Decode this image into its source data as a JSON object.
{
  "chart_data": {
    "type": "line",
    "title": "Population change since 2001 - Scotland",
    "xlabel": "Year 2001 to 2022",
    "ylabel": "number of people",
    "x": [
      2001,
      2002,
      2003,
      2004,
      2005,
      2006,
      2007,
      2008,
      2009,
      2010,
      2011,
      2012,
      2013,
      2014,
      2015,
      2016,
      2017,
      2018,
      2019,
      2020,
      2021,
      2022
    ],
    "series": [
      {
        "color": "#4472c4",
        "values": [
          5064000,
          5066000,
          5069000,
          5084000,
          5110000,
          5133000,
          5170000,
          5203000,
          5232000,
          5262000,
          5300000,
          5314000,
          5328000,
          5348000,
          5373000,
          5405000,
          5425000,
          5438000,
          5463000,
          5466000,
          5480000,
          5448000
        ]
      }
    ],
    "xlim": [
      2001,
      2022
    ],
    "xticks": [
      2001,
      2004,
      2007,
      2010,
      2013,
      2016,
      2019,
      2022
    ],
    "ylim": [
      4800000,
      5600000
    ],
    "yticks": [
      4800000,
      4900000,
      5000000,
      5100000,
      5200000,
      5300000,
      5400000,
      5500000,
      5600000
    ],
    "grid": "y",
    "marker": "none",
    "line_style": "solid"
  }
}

:: Written request ::
Write out all the entries exactly.

:: Exercise response ::
Decode this image into its source data as a JSON object.
{
  "chart_data": {
    "type": "line",
    "title": "Population change since 2001 - Scotland",
    "xlabel": "Year 2001 to 2022",
    "ylabel": "number of people",
    "x": [
      2001,
      2002,
      2003,
      2004,
      2005,
      2006,
      2007,
      2008,
      2009,
      2010,
      2011,
      2012,
      2013,
      2014,
      2015,
      2016,
      2017,
      2018,
      2019,
      2020,
      2021,
      2022
    ],
    "series": [
      {
        "color": "#4472c4",
        "values": [
          5064000,
          5066000,
          5069000,
          5084000,
          5110000,
          5133000,
          5170000,
          5203000,
          5232000,
          5262000,
          5300000,
          5314000,
          5328000,
          5348000,
          5373000,
          5405000,
          5425000,
          5438000,
          5463000,
          5466000,
          5480000,
          5448000
        ]
      }
    ],
    "xlim": [
      2001,
      2022
    ],
    "xticks": [
      2001,
      2004,
      2007,
      2010,
      2013,
      2016,
      2019,
      2022
    ],
    "ylim": [
      4800000,
      5600000
    ],
    "yticks": [
      4800000,
      4900000,
      5000000,
      5100000,
      5200000,
      5300000,
      5400000,
      5500000,
      5600000
    ],
    "grid": "y",
    "marker": "none",
    "line_style": "solid"
  }
}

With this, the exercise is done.